((

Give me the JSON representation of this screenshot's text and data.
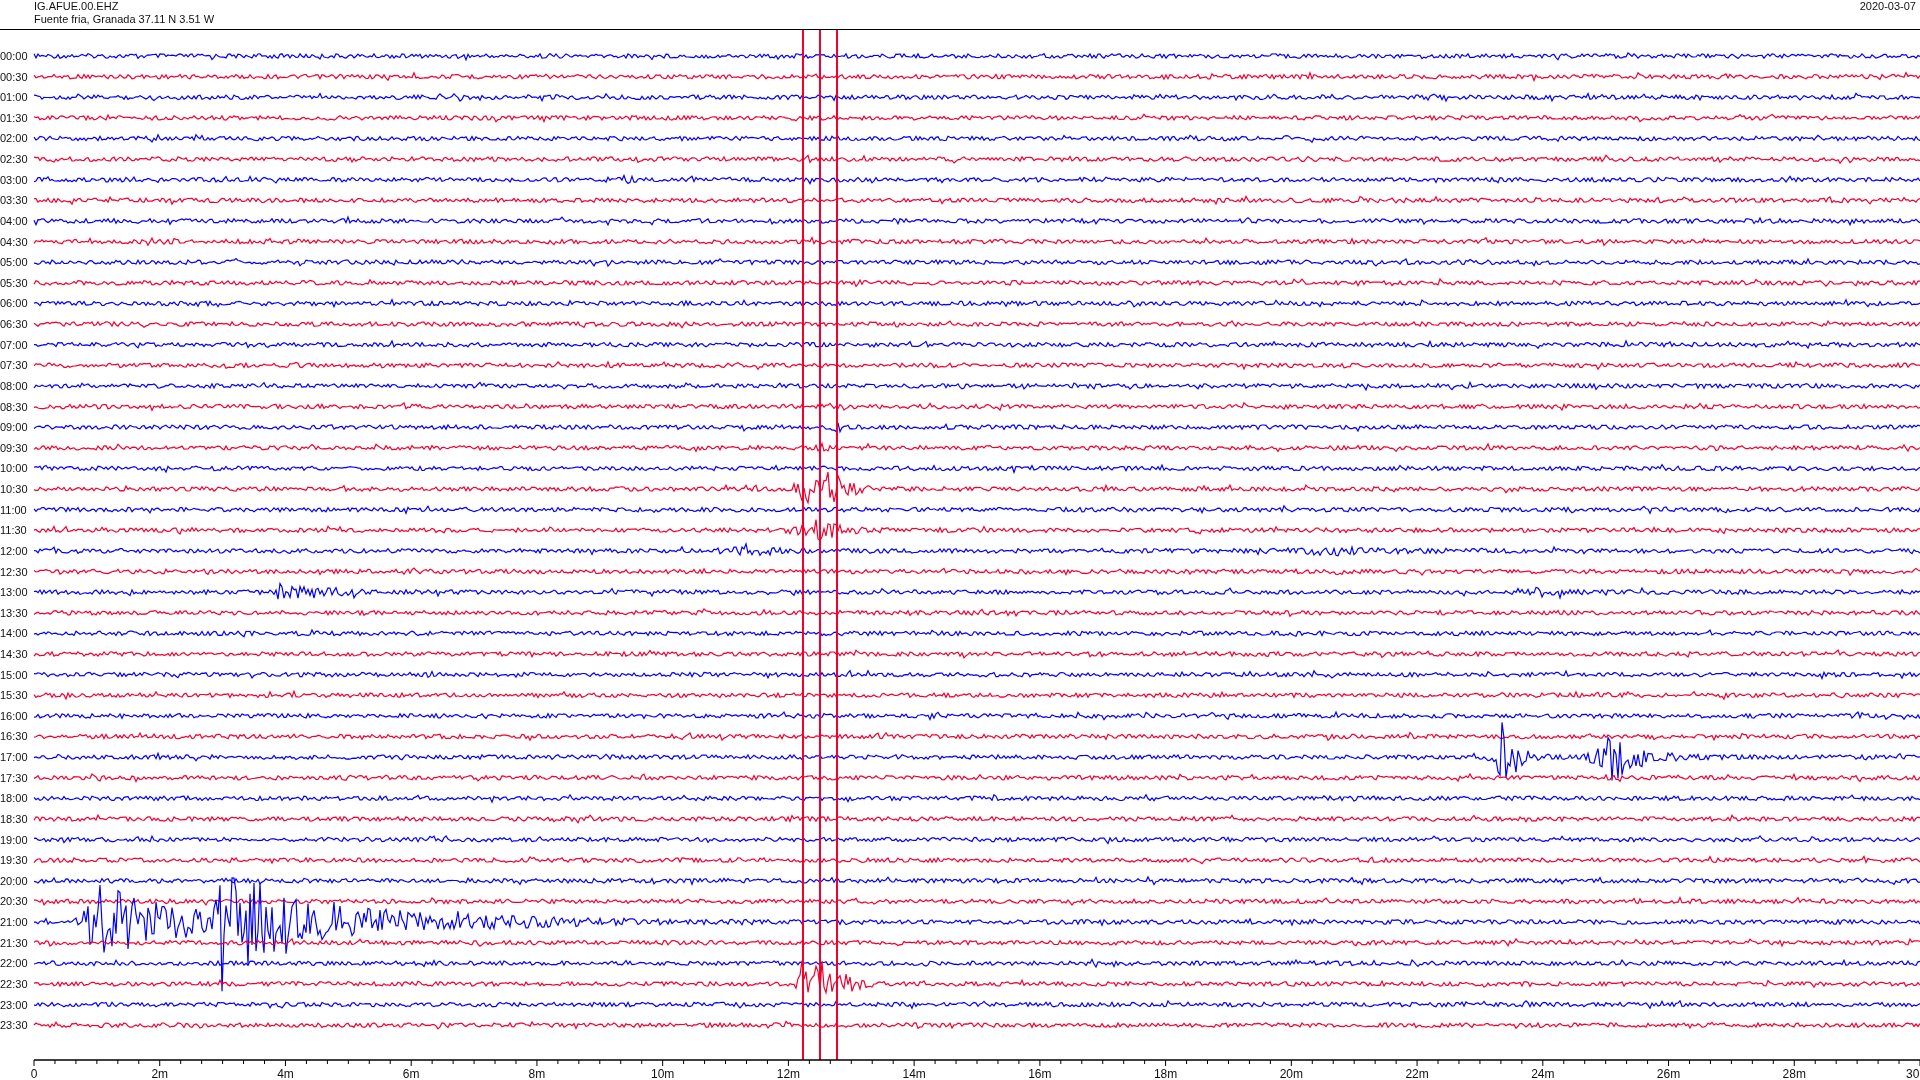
{
  "header": {
    "station_code": "IG.AFUE.00.EHZ",
    "location": "Fuente fria, Granada  37.11 N 3.51 W",
    "date": "2020-03-07"
  },
  "traces": [
    {
      "time": "00:00",
      "color": "#0000ff"
    },
    {
      "time": "00:30",
      "color": "#f2002e"
    },
    {
      "time": "01:00",
      "color": "#0000ff"
    },
    {
      "time": "01:30",
      "color": "#f2002e"
    },
    {
      "time": "02:00",
      "color": "#0000ff"
    },
    {
      "time": "02:30",
      "color": "#f2002e"
    },
    {
      "time": "03:00",
      "color": "#0000ff"
    },
    {
      "time": "03:30",
      "color": "#f2002e"
    },
    {
      "time": "04:00",
      "color": "#0000ff"
    },
    {
      "time": "04:30",
      "color": "#f2002e"
    },
    {
      "time": "05:00",
      "color": "#0000ff"
    },
    {
      "time": "05:30",
      "color": "#f2002e"
    },
    {
      "time": "06:00",
      "color": "#0000ff"
    },
    {
      "time": "06:30",
      "color": "#f2002e"
    },
    {
      "time": "07:00",
      "color": "#0000ff"
    },
    {
      "time": "07:30",
      "color": "#f2002e"
    },
    {
      "time": "08:00",
      "color": "#0000ff"
    },
    {
      "time": "08:30",
      "color": "#f2002e"
    },
    {
      "time": "09:00",
      "color": "#0000ff"
    },
    {
      "time": "09:30",
      "color": "#f2002e"
    },
    {
      "time": "10:00",
      "color": "#0000ff"
    },
    {
      "time": "10:30",
      "color": "#f2002e"
    },
    {
      "time": "11:00",
      "color": "#0000ff"
    },
    {
      "time": "11:30",
      "color": "#f2002e"
    },
    {
      "time": "12:00",
      "color": "#0000ff"
    },
    {
      "time": "12:30",
      "color": "#f2002e"
    },
    {
      "time": "13:00",
      "color": "#0000ff"
    },
    {
      "time": "13:30",
      "color": "#f2002e"
    },
    {
      "time": "14:00",
      "color": "#0000ff"
    },
    {
      "time": "14:30",
      "color": "#f2002e"
    },
    {
      "time": "15:00",
      "color": "#0000ff"
    },
    {
      "time": "15:30",
      "color": "#f2002e"
    },
    {
      "time": "16:00",
      "color": "#0000ff"
    },
    {
      "time": "16:30",
      "color": "#f2002e"
    },
    {
      "time": "17:00",
      "color": "#0000ff"
    },
    {
      "time": "17:30",
      "color": "#f2002e"
    },
    {
      "time": "18:00",
      "color": "#0000ff"
    },
    {
      "time": "18:30",
      "color": "#f2002e"
    },
    {
      "time": "19:00",
      "color": "#0000ff"
    },
    {
      "time": "19:30",
      "color": "#f2002e"
    },
    {
      "time": "20:00",
      "color": "#0000ff"
    },
    {
      "time": "20:30",
      "color": "#f2002e"
    },
    {
      "time": "21:00",
      "color": "#0000ff"
    },
    {
      "time": "21:30",
      "color": "#f2002e"
    },
    {
      "time": "22:00",
      "color": "#0000ff"
    },
    {
      "time": "22:30",
      "color": "#f2002e"
    },
    {
      "time": "23:00",
      "color": "#0000ff"
    },
    {
      "time": "23:30",
      "color": "#f2002e"
    }
  ],
  "x_axis": {
    "labels": [
      "0",
      "2m",
      "4m",
      "6m",
      "8m",
      "10m",
      "12m",
      "14m",
      "16m",
      "18m",
      "20m",
      "22m",
      "24m",
      "26m",
      "28m",
      "30"
    ]
  }
}
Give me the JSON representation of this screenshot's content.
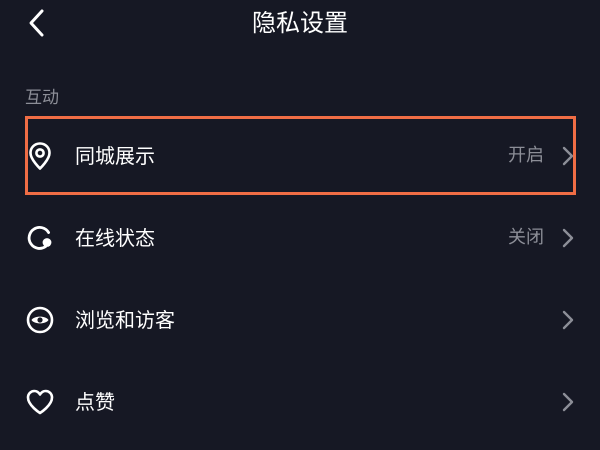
{
  "header": {
    "title": "隐私设置",
    "back_icon": "back-chevron-icon"
  },
  "section": {
    "label": "互动"
  },
  "items": [
    {
      "label": "同城展示",
      "value": "开启",
      "icon": "location-pin-icon",
      "highlighted": true
    },
    {
      "label": "在线状态",
      "value": "关闭",
      "icon": "online-status-icon"
    },
    {
      "label": "浏览和访客",
      "value": "",
      "icon": "eye-icon"
    },
    {
      "label": "点赞",
      "value": "",
      "icon": "heart-icon"
    }
  ],
  "colors": {
    "background": "#161824",
    "text_primary": "#ffffff",
    "text_secondary": "#8c8e97",
    "highlight": "#ef6d45"
  }
}
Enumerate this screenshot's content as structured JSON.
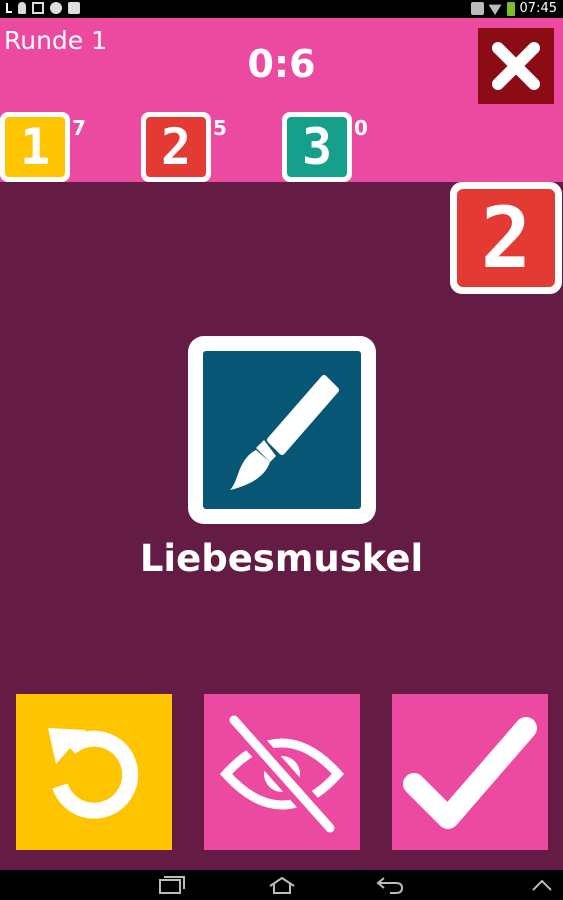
{
  "status_bar": {
    "time": "07:45",
    "left_icons": [
      "usb-icon",
      "person-icon",
      "image-icon",
      "globe-icon",
      "bag-icon"
    ],
    "right_icons": [
      "mute-icon",
      "wifi-icon",
      "battery-icon"
    ]
  },
  "header": {
    "round_label": "Runde 1",
    "timer": "0:6",
    "close_icon": "close-icon",
    "teams": [
      {
        "number": "1",
        "score": "7",
        "color": "#ffc400"
      },
      {
        "number": "2",
        "score": "5",
        "color": "#e43a34"
      },
      {
        "number": "3",
        "score": "0",
        "color": "#16a08c"
      }
    ]
  },
  "main": {
    "active_team": {
      "number": "2",
      "color": "#e43a34"
    },
    "category_icon": "brush-icon",
    "category_color": "#075676",
    "term": "Liebesmuskel"
  },
  "actions": [
    {
      "name": "undo-button",
      "icon": "undo-icon",
      "color": "#ffc400"
    },
    {
      "name": "hide-button",
      "icon": "eye-off-icon",
      "color": "#ec49a0"
    },
    {
      "name": "correct-button",
      "icon": "checkmark-icon",
      "color": "#ec49a0"
    }
  ],
  "colors": {
    "header_bg": "#ec49a0",
    "main_bg": "#641c45",
    "close_bg": "#8b0c14"
  },
  "nav_bar": {
    "icons": [
      "recent-apps-icon",
      "home-icon",
      "back-icon",
      "chevron-up-icon"
    ]
  }
}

))

Please repeat the entries exactly. Do not include the pictures.

● Solution to this exercise:
Give me the JSON representation of this screenshot's text and data.
{
  "header": {
    "station_code": "IG.AFUE.00.EHZ",
    "location": "Fuente fria, Granada  37.11 N 3.51 W",
    "date": "2020-03-07"
  },
  "traces": [
    {
      "time": "00:00",
      "color": "#0000ff"
    },
    {
      "time": "00:30",
      "color": "#f2002e"
    },
    {
      "time": "01:00",
      "color": "#0000ff"
    },
    {
      "time": "01:30",
      "color": "#f2002e"
    },
    {
      "time": "02:00",
      "color": "#0000ff"
    },
    {
      "time": "02:30",
      "color": "#f2002e"
    },
    {
      "time": "03:00",
      "color": "#0000ff"
    },
    {
      "time": "03:30",
      "color": "#f2002e"
    },
    {
      "time": "04:00",
      "color": "#0000ff"
    },
    {
      "time": "04:30",
      "color": "#f2002e"
    },
    {
      "time": "05:00",
      "color": "#0000ff"
    },
    {
      "time": "05:30",
      "color": "#f2002e"
    },
    {
      "time": "06:00",
      "color": "#0000ff"
    },
    {
      "time": "06:30",
      "color": "#f2002e"
    },
    {
      "time": "07:00",
      "color": "#0000ff"
    },
    {
      "time": "07:30",
      "color": "#f2002e"
    },
    {
      "time": "08:00",
      "color": "#0000ff"
    },
    {
      "time": "08:30",
      "color": "#f2002e"
    },
    {
      "time": "09:00",
      "color": "#0000ff"
    },
    {
      "time": "09:30",
      "color": "#f2002e"
    },
    {
      "time": "10:00",
      "color": "#0000ff"
    },
    {
      "time": "10:30",
      "color": "#f2002e"
    },
    {
      "time": "11:00",
      "color": "#0000ff"
    },
    {
      "time": "11:30",
      "color": "#f2002e"
    },
    {
      "time": "12:00",
      "color": "#0000ff"
    },
    {
      "time": "12:30",
      "color": "#f2002e"
    },
    {
      "time": "13:00",
      "color": "#0000ff"
    },
    {
      "time": "13:30",
      "color": "#f2002e"
    },
    {
      "time": "14:00",
      "color": "#0000ff"
    },
    {
      "time": "14:30",
      "color": "#f2002e"
    },
    {
      "time": "15:00",
      "color": "#0000ff"
    },
    {
      "time": "15:30",
      "color": "#f2002e"
    },
    {
      "time": "16:00",
      "color": "#0000ff"
    },
    {
      "time": "16:30",
      "color": "#f2002e"
    },
    {
      "time": "17:00",
      "color": "#0000ff"
    },
    {
      "time": "17:30",
      "color": "#f2002e"
    },
    {
      "time": "18:00",
      "color": "#0000ff"
    },
    {
      "time": "18:30",
      "color": "#f2002e"
    },
    {
      "time": "19:00",
      "color": "#0000ff"
    },
    {
      "time": "19:30",
      "color": "#f2002e"
    },
    {
      "time": "20:00",
      "color": "#0000ff"
    },
    {
      "time": "20:30",
      "color": "#f2002e"
    },
    {
      "time": "21:00",
      "color": "#0000ff"
    },
    {
      "time": "21:30",
      "color": "#f2002e"
    },
    {
      "time": "22:00",
      "color": "#0000ff"
    },
    {
      "time": "22:30",
      "color": "#f2002e"
    },
    {
      "time": "23:00",
      "color": "#0000ff"
    },
    {
      "time": "23:30",
      "color": "#f2002e"
    }
  ],
  "x_axis": {
    "labels": [
      "0",
      "2m",
      "4m",
      "6m",
      "8m",
      "10m",
      "12m",
      "14m",
      "16m",
      "18m",
      "20m",
      "22m",
      "24m",
      "26m",
      "28m",
      "30"
    ]
  }
}
Give me the JSON representation of this screenshot's content.
{
  "header": {
    "title": "隐私设置",
    "back_icon": "back-chevron-icon"
  },
  "section": {
    "label": "互动"
  },
  "items": [
    {
      "label": "同城展示",
      "value": "开启",
      "icon": "location-pin-icon",
      "highlighted": true
    },
    {
      "label": "在线状态",
      "value": "关闭",
      "icon": "online-status-icon"
    },
    {
      "label": "浏览和访客",
      "value": "",
      "icon": "eye-icon"
    },
    {
      "label": "点赞",
      "value": "",
      "icon": "heart-icon"
    }
  ],
  "colors": {
    "background": "#161824",
    "text_primary": "#ffffff",
    "text_secondary": "#8c8e97",
    "highlight": "#ef6d45"
  }
}
Enumerate this screenshot's content as structured JSON.
{
  "status_bar": {
    "time": "07:45",
    "left_icons": [
      "usb-icon",
      "person-icon",
      "image-icon",
      "globe-icon",
      "bag-icon"
    ],
    "right_icons": [
      "mute-icon",
      "wifi-icon",
      "battery-icon"
    ]
  },
  "header": {
    "round_label": "Runde 1",
    "timer": "0:6",
    "close_icon": "close-icon",
    "teams": [
      {
        "number": "1",
        "score": "7",
        "color": "#ffc400"
      },
      {
        "number": "2",
        "score": "5",
        "color": "#e43a34"
      },
      {
        "number": "3",
        "score": "0",
        "color": "#16a08c"
      }
    ]
  },
  "main": {
    "active_team": {
      "number": "2",
      "color": "#e43a34"
    },
    "category_icon": "brush-icon",
    "category_color": "#075676",
    "term": "Liebesmuskel"
  },
  "actions": [
    {
      "name": "undo-button",
      "icon": "undo-icon",
      "color": "#ffc400"
    },
    {
      "name": "hide-button",
      "icon": "eye-off-icon",
      "color": "#ec49a0"
    },
    {
      "name": "correct-button",
      "icon": "checkmark-icon",
      "color": "#ec49a0"
    }
  ],
  "colors": {
    "header_bg": "#ec49a0",
    "main_bg": "#641c45",
    "close_bg": "#8b0c14"
  },
  "nav_bar": {
    "icons": [
      "recent-apps-icon",
      "home-icon",
      "back-icon",
      "chevron-up-icon"
    ]
  }
}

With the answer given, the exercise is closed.